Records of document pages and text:
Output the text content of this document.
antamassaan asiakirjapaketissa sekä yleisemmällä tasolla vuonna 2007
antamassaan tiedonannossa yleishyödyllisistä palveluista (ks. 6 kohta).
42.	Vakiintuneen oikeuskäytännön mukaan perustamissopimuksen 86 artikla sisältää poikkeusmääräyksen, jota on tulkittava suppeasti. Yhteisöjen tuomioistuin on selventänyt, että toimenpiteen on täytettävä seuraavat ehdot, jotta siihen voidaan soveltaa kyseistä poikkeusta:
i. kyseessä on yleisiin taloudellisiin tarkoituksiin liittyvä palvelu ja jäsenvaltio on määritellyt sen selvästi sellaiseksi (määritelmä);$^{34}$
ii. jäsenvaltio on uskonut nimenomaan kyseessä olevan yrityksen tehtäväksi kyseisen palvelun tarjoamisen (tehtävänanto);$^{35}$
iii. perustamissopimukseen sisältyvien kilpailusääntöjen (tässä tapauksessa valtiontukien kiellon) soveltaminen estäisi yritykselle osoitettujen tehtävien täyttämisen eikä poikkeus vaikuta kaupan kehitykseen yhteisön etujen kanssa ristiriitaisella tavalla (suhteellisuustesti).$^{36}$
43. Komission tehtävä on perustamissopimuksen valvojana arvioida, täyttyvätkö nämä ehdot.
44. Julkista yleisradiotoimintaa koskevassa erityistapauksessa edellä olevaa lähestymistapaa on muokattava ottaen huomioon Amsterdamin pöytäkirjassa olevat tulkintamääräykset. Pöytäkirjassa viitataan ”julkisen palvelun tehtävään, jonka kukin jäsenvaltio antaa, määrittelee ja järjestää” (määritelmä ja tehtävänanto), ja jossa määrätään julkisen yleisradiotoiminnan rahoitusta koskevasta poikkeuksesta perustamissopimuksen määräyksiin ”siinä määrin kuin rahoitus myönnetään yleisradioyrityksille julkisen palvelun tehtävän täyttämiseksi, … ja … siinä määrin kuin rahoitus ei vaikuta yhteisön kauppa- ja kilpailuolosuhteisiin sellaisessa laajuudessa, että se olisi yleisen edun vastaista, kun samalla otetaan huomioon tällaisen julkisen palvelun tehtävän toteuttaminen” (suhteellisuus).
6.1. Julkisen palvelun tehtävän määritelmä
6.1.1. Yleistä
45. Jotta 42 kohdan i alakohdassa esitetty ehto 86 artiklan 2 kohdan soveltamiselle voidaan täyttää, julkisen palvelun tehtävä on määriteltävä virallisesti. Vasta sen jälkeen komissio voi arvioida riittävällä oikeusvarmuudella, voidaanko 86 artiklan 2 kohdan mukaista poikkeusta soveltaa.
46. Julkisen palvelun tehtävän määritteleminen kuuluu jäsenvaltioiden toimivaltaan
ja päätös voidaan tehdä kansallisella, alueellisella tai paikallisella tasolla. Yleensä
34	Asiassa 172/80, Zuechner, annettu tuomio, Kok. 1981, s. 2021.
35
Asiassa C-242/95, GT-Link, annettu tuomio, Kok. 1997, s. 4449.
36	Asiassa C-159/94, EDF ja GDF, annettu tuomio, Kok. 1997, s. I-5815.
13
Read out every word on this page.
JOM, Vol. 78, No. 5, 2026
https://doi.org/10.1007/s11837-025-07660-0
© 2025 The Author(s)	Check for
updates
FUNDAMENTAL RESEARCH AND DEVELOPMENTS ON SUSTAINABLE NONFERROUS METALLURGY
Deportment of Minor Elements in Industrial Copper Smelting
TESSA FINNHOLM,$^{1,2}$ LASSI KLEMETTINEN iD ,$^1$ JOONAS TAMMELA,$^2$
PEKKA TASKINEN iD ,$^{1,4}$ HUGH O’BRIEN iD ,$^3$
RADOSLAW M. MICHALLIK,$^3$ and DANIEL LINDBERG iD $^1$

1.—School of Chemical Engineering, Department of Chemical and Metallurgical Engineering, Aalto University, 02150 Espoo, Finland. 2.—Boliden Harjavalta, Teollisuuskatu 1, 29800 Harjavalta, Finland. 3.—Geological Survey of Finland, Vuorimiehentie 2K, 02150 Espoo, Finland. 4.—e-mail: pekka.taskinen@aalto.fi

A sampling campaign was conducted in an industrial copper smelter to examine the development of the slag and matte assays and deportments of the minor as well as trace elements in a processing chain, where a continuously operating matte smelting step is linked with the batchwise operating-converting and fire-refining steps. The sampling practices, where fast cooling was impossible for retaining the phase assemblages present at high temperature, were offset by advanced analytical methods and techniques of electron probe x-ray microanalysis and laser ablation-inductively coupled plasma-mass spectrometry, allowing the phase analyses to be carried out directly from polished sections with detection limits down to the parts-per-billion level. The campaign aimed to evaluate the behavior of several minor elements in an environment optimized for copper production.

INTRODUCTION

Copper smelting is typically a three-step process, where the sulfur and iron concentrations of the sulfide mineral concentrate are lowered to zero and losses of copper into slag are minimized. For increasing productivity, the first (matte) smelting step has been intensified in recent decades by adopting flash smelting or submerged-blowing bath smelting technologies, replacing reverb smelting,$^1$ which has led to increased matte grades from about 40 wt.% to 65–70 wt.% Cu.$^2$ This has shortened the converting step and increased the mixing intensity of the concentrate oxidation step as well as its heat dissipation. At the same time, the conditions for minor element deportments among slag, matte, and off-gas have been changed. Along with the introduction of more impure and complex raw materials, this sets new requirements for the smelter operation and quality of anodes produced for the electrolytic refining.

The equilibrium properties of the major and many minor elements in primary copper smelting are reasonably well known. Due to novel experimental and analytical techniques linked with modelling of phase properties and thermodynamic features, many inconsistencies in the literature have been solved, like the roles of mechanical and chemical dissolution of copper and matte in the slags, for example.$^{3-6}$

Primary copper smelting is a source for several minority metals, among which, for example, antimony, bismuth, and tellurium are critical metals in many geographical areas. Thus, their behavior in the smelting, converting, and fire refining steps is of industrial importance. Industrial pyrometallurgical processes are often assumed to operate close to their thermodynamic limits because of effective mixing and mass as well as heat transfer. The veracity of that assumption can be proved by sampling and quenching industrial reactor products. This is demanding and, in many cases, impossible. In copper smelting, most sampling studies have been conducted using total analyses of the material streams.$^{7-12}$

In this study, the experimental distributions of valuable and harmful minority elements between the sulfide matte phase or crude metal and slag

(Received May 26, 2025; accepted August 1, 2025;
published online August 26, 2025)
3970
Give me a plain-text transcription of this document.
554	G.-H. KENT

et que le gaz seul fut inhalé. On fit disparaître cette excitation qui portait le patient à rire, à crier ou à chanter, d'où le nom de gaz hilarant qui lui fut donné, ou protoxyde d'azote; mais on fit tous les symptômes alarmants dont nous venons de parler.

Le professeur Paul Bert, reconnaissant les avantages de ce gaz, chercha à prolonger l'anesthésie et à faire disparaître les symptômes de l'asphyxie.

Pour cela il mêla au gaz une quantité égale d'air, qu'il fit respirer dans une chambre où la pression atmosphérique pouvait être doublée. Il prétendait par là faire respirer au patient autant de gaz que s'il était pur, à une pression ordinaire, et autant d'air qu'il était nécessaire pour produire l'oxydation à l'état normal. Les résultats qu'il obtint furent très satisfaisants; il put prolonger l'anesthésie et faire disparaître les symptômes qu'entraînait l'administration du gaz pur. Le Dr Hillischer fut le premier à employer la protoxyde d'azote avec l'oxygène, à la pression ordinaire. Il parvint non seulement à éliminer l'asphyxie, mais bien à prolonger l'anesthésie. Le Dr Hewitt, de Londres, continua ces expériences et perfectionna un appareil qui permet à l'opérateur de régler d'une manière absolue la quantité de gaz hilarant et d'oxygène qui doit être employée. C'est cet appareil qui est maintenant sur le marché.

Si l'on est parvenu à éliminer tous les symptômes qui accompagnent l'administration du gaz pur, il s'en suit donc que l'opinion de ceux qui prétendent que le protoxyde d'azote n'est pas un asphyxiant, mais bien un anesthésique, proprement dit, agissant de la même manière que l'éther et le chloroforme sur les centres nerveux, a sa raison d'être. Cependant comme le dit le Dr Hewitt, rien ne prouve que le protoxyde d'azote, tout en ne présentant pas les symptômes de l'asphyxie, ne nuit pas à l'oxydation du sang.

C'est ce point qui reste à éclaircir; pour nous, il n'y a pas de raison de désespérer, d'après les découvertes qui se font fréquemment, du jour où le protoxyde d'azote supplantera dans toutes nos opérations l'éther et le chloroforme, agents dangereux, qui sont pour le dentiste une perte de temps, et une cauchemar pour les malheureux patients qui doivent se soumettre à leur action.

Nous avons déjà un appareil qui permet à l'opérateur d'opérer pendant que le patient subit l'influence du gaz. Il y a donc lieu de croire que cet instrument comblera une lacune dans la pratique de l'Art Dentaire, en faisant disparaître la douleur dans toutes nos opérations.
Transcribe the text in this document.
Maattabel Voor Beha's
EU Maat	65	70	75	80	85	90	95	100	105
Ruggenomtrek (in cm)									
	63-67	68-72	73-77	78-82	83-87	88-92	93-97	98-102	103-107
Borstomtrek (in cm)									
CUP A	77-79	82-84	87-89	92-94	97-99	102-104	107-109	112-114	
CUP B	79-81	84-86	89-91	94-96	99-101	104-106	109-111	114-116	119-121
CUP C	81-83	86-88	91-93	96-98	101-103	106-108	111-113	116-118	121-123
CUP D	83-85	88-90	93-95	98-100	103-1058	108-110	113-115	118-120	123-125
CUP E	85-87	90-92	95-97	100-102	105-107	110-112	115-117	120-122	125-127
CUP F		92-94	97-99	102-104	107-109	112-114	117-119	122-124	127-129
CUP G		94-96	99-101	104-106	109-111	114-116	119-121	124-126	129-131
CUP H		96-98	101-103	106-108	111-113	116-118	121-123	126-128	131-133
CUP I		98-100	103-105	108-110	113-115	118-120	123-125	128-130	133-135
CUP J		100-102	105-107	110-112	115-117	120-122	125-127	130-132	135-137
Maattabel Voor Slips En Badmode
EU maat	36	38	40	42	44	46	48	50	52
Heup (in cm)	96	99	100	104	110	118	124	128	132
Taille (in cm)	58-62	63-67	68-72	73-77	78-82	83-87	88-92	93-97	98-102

- To do: Please give a count of the lines in the records where the word "opérations" occurs, with nothing besides it.

- Task response: 2